▸ **TASK**:
Find each line with the word "bronią" and copy it.

[Records excerpted from a collection]
════════════════

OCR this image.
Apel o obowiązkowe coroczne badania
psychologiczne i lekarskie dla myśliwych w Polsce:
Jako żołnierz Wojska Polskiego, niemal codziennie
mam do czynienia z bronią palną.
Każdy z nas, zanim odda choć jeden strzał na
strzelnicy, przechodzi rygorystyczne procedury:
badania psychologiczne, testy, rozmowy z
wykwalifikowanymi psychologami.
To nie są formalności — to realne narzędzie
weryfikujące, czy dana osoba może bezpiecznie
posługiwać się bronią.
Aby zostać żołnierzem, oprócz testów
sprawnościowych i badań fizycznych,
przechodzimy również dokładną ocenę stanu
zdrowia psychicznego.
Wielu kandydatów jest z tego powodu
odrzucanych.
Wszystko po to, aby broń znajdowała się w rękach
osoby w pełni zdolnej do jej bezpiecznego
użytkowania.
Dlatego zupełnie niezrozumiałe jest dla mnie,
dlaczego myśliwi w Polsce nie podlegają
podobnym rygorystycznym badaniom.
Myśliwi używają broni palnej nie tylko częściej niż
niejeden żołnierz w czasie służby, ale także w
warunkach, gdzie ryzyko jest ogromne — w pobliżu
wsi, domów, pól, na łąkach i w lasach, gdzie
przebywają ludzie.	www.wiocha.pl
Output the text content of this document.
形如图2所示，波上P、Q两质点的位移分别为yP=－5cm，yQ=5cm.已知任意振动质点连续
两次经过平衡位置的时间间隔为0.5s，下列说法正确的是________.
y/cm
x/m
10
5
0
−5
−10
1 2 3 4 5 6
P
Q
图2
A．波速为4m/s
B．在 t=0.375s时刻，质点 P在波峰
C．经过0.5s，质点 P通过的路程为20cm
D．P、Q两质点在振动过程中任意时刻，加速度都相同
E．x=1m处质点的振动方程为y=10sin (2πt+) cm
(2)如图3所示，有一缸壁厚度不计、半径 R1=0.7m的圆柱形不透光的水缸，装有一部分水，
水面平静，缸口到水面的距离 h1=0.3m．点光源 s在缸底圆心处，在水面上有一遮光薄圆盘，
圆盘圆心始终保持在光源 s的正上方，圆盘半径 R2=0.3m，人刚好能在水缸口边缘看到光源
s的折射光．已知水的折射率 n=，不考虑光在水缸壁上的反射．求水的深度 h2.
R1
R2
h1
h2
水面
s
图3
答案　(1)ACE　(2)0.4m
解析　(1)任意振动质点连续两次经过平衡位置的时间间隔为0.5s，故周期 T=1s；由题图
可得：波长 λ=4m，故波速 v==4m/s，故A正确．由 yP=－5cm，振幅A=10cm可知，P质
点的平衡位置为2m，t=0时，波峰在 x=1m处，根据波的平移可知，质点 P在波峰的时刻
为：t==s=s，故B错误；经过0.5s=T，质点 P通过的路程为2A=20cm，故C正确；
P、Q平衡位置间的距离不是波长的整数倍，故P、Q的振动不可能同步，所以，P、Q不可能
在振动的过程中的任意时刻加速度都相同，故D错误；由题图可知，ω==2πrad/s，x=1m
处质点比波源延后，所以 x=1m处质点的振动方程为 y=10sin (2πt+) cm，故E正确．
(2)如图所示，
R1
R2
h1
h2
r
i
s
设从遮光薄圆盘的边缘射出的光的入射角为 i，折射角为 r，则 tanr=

════════════════

▸ **RESPONSE TO THE TASK**:
mam do czynienia z bronią palną.
posługiwać się bronią.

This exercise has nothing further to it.